# Work required
Copy out each line of the data that holds the word "JSON".
╭──
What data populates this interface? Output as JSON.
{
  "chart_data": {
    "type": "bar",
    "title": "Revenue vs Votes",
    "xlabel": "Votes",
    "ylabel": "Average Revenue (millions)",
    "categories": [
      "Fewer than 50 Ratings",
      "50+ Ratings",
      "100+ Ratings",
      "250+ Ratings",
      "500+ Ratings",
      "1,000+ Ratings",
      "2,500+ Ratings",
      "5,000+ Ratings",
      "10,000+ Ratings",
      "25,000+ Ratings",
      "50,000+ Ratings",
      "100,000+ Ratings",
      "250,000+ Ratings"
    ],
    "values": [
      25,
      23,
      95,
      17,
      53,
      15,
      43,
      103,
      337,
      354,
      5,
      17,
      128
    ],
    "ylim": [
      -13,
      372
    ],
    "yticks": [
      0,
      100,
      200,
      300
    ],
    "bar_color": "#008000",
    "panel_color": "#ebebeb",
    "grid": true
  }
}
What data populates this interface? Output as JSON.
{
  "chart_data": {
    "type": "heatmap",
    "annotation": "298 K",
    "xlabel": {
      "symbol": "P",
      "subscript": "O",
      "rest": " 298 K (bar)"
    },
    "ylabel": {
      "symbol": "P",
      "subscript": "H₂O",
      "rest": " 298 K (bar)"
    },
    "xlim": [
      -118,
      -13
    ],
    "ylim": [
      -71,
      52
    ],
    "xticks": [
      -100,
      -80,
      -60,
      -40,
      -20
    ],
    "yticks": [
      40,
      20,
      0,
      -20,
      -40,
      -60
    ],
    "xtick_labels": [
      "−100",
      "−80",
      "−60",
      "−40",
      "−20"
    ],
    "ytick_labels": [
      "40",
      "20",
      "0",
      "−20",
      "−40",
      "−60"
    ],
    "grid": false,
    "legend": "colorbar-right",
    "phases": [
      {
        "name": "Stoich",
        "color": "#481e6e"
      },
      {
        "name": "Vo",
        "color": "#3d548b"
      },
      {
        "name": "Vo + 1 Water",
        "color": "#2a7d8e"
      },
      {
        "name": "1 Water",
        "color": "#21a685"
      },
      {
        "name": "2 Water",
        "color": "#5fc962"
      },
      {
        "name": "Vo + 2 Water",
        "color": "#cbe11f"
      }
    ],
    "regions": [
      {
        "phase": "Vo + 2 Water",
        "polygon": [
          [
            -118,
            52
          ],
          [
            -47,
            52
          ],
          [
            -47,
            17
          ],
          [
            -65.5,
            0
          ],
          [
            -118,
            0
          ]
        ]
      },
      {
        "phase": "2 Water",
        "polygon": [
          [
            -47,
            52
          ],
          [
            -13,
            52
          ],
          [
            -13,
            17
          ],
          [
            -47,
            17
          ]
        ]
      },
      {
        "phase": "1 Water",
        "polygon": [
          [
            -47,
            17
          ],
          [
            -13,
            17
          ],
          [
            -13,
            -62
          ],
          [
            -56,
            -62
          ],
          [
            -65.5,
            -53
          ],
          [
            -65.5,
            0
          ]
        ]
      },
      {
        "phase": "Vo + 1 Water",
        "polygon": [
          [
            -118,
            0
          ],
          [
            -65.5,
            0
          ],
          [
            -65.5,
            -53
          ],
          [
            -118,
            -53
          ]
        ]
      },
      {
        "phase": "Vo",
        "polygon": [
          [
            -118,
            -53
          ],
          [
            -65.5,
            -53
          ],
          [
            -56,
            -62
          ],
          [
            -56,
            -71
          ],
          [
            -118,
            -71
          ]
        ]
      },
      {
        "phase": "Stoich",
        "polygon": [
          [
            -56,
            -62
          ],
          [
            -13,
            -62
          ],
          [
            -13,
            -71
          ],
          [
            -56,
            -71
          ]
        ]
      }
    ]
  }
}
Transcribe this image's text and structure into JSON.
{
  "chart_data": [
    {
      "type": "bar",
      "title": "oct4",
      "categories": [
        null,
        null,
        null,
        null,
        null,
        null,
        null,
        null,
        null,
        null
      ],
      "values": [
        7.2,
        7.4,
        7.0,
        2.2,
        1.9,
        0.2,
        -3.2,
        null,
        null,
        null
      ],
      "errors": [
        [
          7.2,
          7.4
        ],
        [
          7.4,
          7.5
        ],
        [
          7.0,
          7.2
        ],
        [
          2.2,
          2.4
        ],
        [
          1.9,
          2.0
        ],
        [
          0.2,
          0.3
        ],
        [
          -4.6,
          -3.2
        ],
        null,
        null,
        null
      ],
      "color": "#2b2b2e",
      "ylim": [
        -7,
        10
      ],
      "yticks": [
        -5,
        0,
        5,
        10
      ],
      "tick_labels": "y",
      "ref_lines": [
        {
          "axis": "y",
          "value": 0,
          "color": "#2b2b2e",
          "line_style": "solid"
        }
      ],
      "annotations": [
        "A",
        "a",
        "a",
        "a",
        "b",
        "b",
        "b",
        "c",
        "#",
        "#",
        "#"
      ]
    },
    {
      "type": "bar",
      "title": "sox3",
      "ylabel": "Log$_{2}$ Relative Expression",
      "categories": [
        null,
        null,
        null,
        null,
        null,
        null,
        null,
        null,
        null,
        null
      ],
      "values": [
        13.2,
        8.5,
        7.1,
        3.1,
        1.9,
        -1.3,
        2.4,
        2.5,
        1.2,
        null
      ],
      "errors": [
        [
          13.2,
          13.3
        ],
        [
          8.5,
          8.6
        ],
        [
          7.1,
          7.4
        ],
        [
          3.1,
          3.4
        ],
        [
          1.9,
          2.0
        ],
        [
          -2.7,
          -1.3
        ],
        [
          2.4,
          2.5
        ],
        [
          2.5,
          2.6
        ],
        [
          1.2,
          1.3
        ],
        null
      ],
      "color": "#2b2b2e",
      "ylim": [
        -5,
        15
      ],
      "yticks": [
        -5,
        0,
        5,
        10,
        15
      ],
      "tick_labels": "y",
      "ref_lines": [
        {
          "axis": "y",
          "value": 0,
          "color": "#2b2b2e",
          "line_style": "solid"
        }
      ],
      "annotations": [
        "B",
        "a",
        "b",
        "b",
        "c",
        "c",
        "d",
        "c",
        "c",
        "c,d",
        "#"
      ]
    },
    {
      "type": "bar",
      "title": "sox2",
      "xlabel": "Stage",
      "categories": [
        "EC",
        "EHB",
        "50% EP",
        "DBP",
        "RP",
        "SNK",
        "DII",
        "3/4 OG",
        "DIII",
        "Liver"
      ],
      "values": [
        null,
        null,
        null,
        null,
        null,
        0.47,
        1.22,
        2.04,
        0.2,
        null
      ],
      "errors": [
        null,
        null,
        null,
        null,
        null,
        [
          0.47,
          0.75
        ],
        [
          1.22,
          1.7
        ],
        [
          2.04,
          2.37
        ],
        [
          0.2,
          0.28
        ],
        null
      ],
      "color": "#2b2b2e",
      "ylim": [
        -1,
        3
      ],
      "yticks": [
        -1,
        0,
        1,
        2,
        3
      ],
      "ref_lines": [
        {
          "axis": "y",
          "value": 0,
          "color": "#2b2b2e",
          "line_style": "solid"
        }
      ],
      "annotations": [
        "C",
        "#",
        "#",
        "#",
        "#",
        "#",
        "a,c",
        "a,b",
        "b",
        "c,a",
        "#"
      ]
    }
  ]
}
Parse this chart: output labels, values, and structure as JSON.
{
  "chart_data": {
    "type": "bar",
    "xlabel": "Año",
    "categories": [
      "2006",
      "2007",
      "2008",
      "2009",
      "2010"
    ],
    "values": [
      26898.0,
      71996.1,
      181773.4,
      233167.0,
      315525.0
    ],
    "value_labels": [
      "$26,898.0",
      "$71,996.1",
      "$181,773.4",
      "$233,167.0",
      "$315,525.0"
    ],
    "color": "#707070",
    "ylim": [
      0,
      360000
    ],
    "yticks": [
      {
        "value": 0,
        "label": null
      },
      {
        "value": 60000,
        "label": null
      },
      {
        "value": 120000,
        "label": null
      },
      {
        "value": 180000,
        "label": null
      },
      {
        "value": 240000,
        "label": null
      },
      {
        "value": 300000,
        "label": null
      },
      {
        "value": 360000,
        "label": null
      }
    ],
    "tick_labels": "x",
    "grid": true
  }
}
╰──
# Response to this task
What data populates this interface? Output as JSON.
What data populates this interface? Output as JSON.
Transcribe this image's text and structure into JSON.
Parse this chart: output labels, values, and structure as JSON.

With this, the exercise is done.